*TASK STATEMENT*. Locate each line of the material that contains "للإمام", then return it.

(Dataset items)
◇ ◇ ◇ ◇

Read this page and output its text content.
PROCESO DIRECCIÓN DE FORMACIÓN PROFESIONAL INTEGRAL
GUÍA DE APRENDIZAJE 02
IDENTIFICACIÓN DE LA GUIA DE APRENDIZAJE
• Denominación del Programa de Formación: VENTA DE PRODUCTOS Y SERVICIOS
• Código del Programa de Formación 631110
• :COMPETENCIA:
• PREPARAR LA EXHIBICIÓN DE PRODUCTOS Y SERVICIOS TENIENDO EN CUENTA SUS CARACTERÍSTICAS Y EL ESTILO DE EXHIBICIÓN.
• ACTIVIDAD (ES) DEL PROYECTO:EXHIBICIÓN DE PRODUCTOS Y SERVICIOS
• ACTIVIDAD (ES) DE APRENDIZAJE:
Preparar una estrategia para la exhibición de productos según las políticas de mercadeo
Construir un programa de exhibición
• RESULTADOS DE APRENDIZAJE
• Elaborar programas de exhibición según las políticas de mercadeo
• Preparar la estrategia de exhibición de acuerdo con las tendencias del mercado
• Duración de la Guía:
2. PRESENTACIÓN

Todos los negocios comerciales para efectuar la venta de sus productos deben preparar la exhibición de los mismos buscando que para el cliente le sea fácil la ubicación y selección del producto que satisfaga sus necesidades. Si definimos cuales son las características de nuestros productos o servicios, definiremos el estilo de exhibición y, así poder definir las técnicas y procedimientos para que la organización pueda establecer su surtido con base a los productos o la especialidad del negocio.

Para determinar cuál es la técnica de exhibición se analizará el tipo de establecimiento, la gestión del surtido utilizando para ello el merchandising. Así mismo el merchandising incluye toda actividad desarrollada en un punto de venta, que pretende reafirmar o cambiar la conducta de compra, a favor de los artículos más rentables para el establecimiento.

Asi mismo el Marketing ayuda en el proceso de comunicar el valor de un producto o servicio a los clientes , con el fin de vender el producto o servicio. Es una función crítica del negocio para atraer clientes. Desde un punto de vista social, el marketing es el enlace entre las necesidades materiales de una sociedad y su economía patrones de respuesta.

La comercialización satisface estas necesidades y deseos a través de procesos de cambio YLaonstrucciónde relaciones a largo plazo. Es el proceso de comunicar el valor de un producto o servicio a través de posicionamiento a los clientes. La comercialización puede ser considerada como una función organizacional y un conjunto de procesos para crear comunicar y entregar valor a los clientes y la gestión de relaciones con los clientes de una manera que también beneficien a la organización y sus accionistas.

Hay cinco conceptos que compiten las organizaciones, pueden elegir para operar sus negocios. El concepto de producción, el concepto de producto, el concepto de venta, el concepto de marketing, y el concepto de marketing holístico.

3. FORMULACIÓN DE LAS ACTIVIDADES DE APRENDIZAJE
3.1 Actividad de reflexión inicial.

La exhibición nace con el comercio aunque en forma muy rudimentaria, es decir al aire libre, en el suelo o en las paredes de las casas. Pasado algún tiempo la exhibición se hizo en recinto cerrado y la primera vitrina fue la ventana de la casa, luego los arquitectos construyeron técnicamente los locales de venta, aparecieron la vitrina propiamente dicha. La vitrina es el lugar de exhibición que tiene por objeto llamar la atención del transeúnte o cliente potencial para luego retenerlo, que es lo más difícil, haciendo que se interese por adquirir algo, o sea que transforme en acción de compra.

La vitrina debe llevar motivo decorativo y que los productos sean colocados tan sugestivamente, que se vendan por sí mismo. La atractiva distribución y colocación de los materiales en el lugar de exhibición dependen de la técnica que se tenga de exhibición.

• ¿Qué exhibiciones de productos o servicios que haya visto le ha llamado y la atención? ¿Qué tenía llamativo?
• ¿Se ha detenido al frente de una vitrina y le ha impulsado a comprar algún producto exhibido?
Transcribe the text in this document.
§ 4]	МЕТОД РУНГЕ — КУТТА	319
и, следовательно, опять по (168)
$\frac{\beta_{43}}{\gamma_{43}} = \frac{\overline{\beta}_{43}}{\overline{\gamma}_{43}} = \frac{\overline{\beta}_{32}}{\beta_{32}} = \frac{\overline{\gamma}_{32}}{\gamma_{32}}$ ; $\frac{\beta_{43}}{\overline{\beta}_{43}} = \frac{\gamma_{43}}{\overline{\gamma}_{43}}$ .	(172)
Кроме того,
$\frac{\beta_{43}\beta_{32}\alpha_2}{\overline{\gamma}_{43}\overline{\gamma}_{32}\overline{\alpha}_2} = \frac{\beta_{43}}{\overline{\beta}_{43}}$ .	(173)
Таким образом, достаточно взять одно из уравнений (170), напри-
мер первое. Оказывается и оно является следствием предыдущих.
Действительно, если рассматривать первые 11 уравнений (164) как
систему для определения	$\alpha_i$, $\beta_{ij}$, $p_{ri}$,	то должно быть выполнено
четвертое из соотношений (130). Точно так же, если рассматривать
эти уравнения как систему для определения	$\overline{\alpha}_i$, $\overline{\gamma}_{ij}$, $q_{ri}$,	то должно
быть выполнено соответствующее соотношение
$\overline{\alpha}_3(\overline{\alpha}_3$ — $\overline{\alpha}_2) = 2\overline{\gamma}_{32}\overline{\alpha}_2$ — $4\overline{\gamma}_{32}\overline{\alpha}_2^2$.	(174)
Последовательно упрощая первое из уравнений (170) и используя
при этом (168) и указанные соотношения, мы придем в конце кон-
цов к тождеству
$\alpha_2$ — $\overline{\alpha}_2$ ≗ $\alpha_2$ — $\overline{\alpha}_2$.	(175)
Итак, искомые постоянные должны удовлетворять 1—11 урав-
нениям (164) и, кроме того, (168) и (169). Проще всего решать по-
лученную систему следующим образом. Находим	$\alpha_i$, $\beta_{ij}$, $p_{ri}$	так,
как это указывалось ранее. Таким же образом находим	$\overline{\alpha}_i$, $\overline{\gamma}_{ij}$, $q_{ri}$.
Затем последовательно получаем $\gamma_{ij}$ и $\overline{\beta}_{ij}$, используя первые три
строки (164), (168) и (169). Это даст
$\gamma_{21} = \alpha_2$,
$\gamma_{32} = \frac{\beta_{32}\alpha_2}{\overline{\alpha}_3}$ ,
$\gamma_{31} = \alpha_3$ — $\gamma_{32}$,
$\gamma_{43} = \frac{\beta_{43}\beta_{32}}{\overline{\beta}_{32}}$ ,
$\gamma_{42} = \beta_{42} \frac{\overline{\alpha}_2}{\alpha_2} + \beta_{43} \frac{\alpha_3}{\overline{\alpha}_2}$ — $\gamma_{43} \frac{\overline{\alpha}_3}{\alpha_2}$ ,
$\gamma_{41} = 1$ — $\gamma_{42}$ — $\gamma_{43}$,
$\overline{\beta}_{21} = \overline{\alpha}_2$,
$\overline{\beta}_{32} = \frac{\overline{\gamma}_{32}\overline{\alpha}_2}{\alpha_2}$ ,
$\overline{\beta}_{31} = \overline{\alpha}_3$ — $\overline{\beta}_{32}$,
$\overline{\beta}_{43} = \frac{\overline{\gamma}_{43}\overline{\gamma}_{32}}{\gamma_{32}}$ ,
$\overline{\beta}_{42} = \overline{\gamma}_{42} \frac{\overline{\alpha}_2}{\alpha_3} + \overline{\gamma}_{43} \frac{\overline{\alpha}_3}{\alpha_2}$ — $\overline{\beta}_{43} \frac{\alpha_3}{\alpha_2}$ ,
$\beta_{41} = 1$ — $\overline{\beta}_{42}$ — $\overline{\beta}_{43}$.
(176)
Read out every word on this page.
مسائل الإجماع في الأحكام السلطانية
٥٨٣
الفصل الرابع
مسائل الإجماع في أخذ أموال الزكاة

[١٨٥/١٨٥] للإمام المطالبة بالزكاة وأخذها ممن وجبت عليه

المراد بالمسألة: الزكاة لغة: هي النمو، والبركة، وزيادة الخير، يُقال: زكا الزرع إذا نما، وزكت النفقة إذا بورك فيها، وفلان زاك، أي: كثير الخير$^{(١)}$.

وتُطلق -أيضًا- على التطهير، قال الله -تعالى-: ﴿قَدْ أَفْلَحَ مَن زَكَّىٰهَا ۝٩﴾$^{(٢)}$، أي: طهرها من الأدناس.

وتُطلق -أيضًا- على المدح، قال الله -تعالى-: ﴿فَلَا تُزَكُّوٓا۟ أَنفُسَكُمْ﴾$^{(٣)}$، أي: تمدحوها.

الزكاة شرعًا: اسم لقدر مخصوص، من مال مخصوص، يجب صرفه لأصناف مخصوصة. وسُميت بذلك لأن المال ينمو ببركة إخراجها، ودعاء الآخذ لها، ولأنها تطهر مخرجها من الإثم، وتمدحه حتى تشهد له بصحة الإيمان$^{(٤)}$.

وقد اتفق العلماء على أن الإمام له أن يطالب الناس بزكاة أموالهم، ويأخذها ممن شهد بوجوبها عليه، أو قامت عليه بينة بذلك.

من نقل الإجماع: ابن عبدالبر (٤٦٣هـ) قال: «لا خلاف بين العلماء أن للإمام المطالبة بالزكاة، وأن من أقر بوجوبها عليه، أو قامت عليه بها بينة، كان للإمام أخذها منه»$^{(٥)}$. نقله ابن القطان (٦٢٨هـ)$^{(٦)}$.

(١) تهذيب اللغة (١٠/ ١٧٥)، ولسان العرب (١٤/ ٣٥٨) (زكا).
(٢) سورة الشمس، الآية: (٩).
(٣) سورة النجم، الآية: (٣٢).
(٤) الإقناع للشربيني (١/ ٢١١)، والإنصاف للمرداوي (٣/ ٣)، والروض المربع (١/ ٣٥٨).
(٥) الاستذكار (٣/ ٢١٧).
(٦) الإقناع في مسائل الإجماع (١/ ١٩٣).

◇ ◇ ◇ ◇

*WRITTEN REPLY*.
[١٨٥/١٨٥] للإمام المطالبة بالزكاة وأخذها ممن وجبت عليه
من نقل الإجماع: ابن عبدالبر (٤٦٣هـ) قال: «لا خلاف بين العلماء أن للإمام المطالبة بالزكاة، وأن من أقر بوجوبها عليه، أو قامت عليه بها بينة، كان للإمام أخذها منه»$^{(٥)}$. نقله ابن القطان (٦٢٨هـ)$^{(٦)}$.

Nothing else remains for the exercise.